→ TASK DIRECTIONS:
Repeat the whole listing exactly.
------
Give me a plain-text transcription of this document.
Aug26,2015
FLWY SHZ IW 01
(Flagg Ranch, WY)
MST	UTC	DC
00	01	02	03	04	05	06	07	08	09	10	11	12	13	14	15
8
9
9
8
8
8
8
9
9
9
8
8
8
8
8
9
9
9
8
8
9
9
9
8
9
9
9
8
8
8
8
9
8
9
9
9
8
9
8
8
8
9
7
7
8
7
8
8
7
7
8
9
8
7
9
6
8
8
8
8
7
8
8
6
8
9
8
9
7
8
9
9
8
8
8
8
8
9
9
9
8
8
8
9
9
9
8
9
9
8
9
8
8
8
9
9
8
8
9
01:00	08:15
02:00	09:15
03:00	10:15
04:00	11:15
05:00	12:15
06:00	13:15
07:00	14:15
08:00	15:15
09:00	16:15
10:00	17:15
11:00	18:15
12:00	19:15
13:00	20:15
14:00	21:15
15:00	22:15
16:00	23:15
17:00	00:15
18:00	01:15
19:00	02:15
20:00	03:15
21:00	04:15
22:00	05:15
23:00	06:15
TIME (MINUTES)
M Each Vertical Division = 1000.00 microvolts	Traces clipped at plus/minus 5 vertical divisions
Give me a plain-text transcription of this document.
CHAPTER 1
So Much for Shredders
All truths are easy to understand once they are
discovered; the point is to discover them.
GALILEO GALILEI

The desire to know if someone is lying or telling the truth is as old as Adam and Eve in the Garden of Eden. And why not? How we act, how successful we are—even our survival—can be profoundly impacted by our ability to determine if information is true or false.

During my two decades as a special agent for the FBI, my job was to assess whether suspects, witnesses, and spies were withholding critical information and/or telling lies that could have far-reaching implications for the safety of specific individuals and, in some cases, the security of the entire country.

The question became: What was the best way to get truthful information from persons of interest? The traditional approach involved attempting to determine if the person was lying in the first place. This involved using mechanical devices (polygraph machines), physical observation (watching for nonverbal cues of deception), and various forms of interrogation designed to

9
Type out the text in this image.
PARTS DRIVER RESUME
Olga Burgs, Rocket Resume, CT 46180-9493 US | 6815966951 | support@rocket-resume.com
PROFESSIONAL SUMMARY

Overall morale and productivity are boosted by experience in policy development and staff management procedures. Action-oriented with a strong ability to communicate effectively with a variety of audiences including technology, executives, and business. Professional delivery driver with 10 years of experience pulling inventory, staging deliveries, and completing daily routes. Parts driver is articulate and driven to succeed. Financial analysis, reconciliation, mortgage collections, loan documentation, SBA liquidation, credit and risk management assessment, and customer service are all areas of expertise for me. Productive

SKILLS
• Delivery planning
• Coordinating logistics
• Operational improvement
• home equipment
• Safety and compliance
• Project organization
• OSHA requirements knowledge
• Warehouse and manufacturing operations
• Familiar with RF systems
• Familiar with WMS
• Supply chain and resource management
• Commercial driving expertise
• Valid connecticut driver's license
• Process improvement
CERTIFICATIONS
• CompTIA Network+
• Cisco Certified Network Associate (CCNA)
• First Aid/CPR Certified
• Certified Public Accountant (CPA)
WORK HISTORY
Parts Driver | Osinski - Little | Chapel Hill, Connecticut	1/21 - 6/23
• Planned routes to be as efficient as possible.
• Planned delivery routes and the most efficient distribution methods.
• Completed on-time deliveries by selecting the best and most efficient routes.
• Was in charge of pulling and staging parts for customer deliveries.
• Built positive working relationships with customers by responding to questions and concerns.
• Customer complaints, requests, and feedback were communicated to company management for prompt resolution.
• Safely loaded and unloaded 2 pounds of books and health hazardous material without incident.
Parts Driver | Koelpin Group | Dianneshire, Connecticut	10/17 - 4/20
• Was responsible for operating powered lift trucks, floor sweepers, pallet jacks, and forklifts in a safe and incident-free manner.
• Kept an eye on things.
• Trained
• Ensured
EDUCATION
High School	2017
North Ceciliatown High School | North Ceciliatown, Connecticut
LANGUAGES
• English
------
→ RESPONSE TO THIS EXERCISE:
Give me a plain-text transcription of this document.
Aug26,2015
FLWY SHZ IW 01
(Flagg Ranch, WY)
MST	UTC	DC
00	01	02	03	04	05	06	07	08	09	10	11	12	13	14	15
8
9
9
8
8
8
8
9
9
9
8
8
8
8
8
9
9
9
8
8
9
9
9
8
9
9
9
8
8
8
8
9
8
9
9
9
8
9
8
8
8
9
7
7
8
7
8
8
7
7
8
9
8
7
9
6
8
8
8
8
7
8
8
6
8
9
8
9
7
8
9
9
8
8
8
8
8
9
9
9
8
8
8
9
9
9
8
9
9
8
9
8
8
8
9
9
8
8
9
01:00	08:15
02:00	09:15
03:00	10:15
04:00	11:15
05:00	12:15
06:00	13:15
07:00	14:15
08:00	15:15
09:00	16:15
10:00	17:15
11:00	18:15
12:00	19:15
13:00	20:15
14:00	21:15
15:00	22:15
16:00	23:15
17:00	00:15
18:00	01:15
19:00	02:15
20:00	03:15
21:00	04:15
22:00	05:15
23:00	06:15
TIME (MINUTES)
M Each Vertical Division = 1000.00 microvolts	Traces clipped at plus/minus 5 vertical divisions
Give me a plain-text transcription of this document.
CHAPTER 1
So Much for Shredders
All truths are easy to understand once they are
discovered; the point is to discover them.
GALILEO GALILEI

The desire to know if someone is lying or telling the truth is as old as Adam and Eve in the Garden of Eden. And why not? How we act, how successful we are—even our survival—can be profoundly impacted by our ability to determine if information is true or false.

During my two decades as a special agent for the FBI, my job was to assess whether suspects, witnesses, and spies were withholding critical information and/or telling lies that could have far-reaching implications for the safety of specific individuals and, in some cases, the security of the entire country.

The question became: What was the best way to get truthful information from persons of interest? The traditional approach involved attempting to determine if the person was lying in the first place. This involved using mechanical devices (polygraph machines), physical observation (watching for nonverbal cues of deception), and various forms of interrogation designed to

9
Type out the text in this image.
PARTS DRIVER RESUME
Olga Burgs, Rocket Resume, CT 46180-9493 US | 6815966951 | support@rocket-resume.com
PROFESSIONAL SUMMARY

Overall morale and productivity are boosted by experience in policy development and staff management procedures. Action-oriented with a strong ability to communicate effectively with a variety of audiences including technology, executives, and business. Professional delivery driver with 10 years of experience pulling inventory, staging deliveries, and completing daily routes. Parts driver is articulate and driven to succeed. Financial analysis, reconciliation, mortgage collections, loan documentation, SBA liquidation, credit and risk management assessment, and customer service are all areas of expertise for me. Productive

SKILLS
• Delivery planning
• Coordinating logistics
• Operational improvement
• home equipment
• Safety and compliance
• Project organization
• OSHA requirements knowledge
• Warehouse and manufacturing operations
• Familiar with RF systems
• Familiar with WMS
• Supply chain and resource management
• Commercial driving expertise
• Valid connecticut driver's license
• Process improvement
CERTIFICATIONS
• CompTIA Network+
• Cisco Certified Network Associate (CCNA)
• First Aid/CPR Certified
• Certified Public Accountant (CPA)
WORK HISTORY
Parts Driver | Osinski - Little | Chapel Hill, Connecticut	1/21 - 6/23
• Planned routes to be as efficient as possible.
• Planned delivery routes and the most efficient distribution methods.
• Completed on-time deliveries by selecting the best and most efficient routes.
• Was in charge of pulling and staging parts for customer deliveries.
• Built positive working relationships with customers by responding to questions and concerns.
• Customer complaints, requests, and feedback were communicated to company management for prompt resolution.
• Safely loaded and unloaded 2 pounds of books and health hazardous material without incident.
Parts Driver | Koelpin Group | Dianneshire, Connecticut	10/17 - 4/20
• Was responsible for operating powered lift trucks, floor sweepers, pallet jacks, and forklifts in a safe and incident-free manner.
• Kept an eye on things.
• Trained
• Ensured
EDUCATION
High School	2017
North Ceciliatown High School | North Ceciliatown, Connecticut
LANGUAGES
• English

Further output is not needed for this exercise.